▶ [Problem details]
How many lines hold the string "ylabel"? Give only the number.

------------------------------------------------

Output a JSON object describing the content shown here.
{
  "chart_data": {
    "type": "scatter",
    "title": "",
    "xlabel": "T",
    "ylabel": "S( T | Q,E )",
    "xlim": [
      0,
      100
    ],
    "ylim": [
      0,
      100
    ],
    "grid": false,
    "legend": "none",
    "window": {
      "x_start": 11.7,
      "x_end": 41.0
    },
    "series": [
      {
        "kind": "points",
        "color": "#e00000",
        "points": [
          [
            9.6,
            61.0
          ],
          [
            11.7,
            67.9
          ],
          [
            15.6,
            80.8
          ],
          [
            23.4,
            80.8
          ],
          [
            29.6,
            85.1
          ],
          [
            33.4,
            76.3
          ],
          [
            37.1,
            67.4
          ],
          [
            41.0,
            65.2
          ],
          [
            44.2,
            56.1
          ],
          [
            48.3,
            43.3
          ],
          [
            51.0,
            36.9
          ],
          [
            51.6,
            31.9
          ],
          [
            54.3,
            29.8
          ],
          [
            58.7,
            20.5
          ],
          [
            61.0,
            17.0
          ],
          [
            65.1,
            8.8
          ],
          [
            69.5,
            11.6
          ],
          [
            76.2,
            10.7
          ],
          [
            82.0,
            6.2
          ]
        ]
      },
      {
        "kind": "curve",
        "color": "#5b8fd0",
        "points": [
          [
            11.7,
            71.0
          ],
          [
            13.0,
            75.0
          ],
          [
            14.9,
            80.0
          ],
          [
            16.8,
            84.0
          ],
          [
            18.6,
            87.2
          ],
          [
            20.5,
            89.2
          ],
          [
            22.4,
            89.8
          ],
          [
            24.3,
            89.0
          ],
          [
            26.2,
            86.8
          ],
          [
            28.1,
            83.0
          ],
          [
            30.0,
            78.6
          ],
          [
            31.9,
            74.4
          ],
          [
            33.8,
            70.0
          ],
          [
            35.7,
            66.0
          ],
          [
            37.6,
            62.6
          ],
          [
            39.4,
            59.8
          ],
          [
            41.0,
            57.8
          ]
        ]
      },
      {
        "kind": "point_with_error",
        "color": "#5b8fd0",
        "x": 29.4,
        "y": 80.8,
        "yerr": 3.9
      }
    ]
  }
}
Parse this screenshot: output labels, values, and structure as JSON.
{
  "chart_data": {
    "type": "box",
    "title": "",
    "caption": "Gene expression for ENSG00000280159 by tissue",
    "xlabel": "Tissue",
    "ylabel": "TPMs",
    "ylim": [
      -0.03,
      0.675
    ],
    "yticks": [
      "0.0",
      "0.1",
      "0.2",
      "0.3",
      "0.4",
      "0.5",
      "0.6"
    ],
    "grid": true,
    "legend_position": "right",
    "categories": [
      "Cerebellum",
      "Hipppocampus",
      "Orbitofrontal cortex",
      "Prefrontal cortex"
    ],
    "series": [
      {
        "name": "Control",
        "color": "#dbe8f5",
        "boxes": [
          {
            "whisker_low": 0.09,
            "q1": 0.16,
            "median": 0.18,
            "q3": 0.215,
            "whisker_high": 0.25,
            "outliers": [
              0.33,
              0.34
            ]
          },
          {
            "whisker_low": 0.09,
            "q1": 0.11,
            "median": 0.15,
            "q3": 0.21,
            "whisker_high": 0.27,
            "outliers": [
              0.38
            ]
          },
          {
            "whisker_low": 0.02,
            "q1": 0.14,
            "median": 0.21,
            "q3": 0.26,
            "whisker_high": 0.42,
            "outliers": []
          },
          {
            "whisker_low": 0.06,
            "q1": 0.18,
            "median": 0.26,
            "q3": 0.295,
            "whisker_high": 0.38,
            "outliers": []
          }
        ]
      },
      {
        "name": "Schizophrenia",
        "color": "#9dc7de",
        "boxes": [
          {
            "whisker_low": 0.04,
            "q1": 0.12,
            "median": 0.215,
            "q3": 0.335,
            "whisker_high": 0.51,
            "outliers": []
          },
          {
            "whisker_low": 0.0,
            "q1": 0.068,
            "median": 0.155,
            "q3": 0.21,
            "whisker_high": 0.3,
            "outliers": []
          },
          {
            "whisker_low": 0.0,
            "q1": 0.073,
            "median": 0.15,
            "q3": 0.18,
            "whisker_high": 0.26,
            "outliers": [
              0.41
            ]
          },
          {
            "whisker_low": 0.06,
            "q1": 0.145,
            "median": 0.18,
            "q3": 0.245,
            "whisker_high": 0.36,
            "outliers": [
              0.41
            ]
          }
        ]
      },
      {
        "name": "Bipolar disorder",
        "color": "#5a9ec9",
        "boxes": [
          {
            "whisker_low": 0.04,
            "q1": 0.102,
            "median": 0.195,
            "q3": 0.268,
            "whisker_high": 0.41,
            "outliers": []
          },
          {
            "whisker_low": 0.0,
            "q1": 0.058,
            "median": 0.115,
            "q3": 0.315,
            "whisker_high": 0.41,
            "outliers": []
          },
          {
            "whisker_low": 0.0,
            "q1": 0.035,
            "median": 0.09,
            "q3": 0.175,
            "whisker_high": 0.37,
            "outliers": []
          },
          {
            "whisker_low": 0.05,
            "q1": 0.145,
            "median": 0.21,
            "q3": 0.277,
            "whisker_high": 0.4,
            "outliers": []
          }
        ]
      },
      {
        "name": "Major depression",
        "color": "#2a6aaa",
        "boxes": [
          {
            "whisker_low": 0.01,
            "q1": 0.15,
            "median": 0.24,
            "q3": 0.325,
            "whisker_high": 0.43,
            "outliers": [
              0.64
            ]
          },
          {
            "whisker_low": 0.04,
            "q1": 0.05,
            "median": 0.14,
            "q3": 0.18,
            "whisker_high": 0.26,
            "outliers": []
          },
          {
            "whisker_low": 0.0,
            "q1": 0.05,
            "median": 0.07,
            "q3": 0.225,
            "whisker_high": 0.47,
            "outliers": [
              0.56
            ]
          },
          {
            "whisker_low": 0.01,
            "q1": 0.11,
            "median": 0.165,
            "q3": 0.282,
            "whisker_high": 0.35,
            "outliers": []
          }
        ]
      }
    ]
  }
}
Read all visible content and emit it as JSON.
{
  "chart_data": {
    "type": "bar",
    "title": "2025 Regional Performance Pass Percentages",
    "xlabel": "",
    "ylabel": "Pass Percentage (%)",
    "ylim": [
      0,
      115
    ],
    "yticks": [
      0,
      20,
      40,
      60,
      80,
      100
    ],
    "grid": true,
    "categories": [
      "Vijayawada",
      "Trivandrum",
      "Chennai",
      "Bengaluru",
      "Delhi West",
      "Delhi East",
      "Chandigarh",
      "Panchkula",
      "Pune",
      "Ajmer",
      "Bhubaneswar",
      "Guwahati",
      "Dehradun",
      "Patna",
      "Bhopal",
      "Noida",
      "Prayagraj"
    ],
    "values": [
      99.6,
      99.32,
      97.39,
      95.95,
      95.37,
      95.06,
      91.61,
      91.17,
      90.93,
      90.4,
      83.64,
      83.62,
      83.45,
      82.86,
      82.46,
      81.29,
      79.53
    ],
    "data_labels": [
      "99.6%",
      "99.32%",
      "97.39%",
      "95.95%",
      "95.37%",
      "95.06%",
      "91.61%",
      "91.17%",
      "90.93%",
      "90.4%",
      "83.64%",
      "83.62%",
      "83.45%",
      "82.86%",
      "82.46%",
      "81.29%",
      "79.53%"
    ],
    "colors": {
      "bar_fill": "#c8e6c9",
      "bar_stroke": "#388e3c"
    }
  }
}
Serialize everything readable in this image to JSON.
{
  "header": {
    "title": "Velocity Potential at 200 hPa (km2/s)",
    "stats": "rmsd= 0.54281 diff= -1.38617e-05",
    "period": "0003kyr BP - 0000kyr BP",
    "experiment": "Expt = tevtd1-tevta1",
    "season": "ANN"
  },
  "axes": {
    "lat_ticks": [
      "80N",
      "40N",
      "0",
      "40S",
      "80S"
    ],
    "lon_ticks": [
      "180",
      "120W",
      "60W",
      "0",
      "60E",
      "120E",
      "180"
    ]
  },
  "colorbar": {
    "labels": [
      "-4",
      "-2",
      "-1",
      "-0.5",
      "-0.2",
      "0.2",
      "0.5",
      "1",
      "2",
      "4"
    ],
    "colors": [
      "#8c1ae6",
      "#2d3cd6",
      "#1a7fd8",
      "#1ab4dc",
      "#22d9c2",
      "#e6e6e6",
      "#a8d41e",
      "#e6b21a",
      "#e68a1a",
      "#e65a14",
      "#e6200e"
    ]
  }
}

------------------------------------------------

▶ [Result for this exercise]
3